**Exercise aim:**
Make an exact copy of all the entries below, with the pictures left out.

— BEGIN —

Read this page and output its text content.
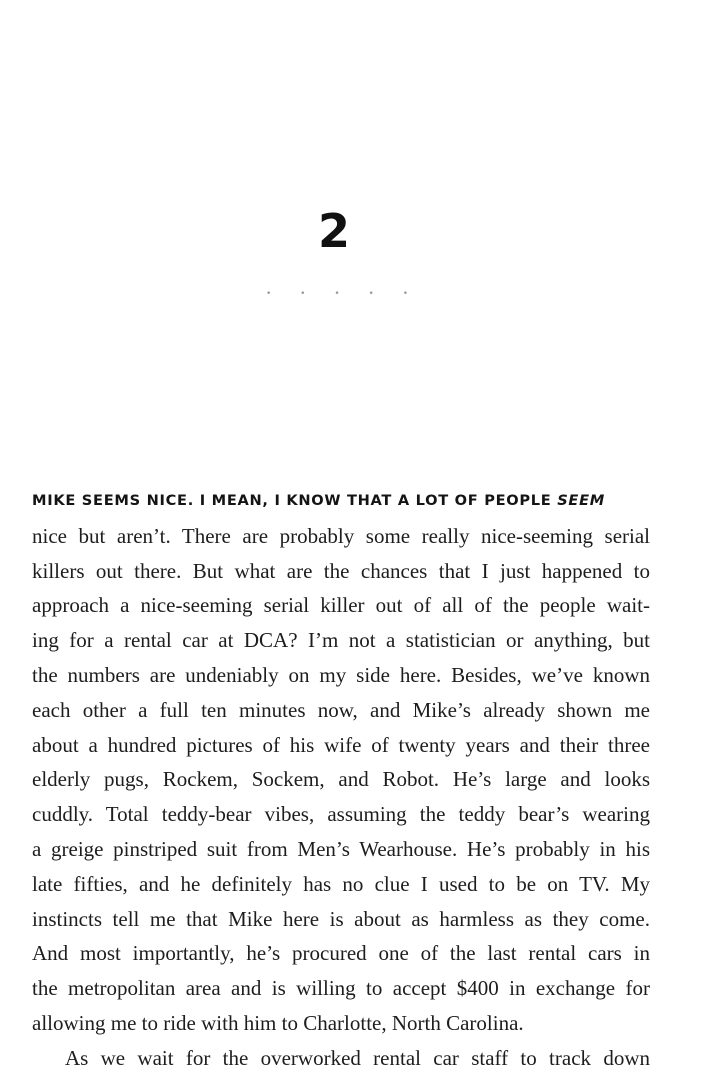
2
•	•	•	•	•
MIKE SEEMS NICE. I MEAN, I KNOW THAT A LOT OF PEOPLE SEEM
nice but aren’t. There are probably some really nice-seeming serial
killers out there. But what are the chances that I just happened to
approach a nice-seeming serial killer out of all of the people wait-
ing for a rental car at DCA? I’m not a statistician or anything, but
the numbers are undeniably on my side here. Besides, we’ve known
each other a full ten minutes now, and Mike’s already shown me
about a hundred pictures of his wife of twenty years and their three
elderly pugs, Rockem, Sockem, and Robot. He’s large and looks
cuddly. Total teddy-bear vibes, assuming the teddy bear’s wearing
a greige pinstriped suit from Men’s Wearhouse. He’s probably in his
late fifties, and he definitely has no clue I used to be on TV. My
instincts tell me that Mike here is about as harmless as they come.
And most importantly, he’s procured one of the last rental cars in
the metropolitan area and is willing to accept $400 in exchange for
allowing me to ride with him to Charlotte, North Carolina.
As we wait for the overworked rental car staff to track down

— END —

**Solution to the problem:**
Read this page and output its text content.
2
•	•	•	•	•
MIKE SEEMS NICE. I MEAN, I KNOW THAT A LOT OF PEOPLE SEEM
nice but aren’t. There are probably some really nice-seeming serial
killers out there. But what are the chances that I just happened to
approach a nice-seeming serial killer out of all of the people wait-
ing for a rental car at DCA? I’m not a statistician or anything, but
the numbers are undeniably on my side here. Besides, we’ve known
each other a full ten minutes now, and Mike’s already shown me
about a hundred pictures of his wife of twenty years and their three
elderly pugs, Rockem, Sockem, and Robot. He’s large and looks
cuddly. Total teddy-bear vibes, assuming the teddy bear’s wearing
a greige pinstriped suit from Men’s Wearhouse. He’s probably in his
late fifties, and he definitely has no clue I used to be on TV. My
instincts tell me that Mike here is about as harmless as they come.
And most importantly, he’s procured one of the last rental cars in
the metropolitan area and is willing to accept $400 in exchange for
allowing me to ride with him to Charlotte, North Carolina.
As we wait for the overworked rental car staff to track down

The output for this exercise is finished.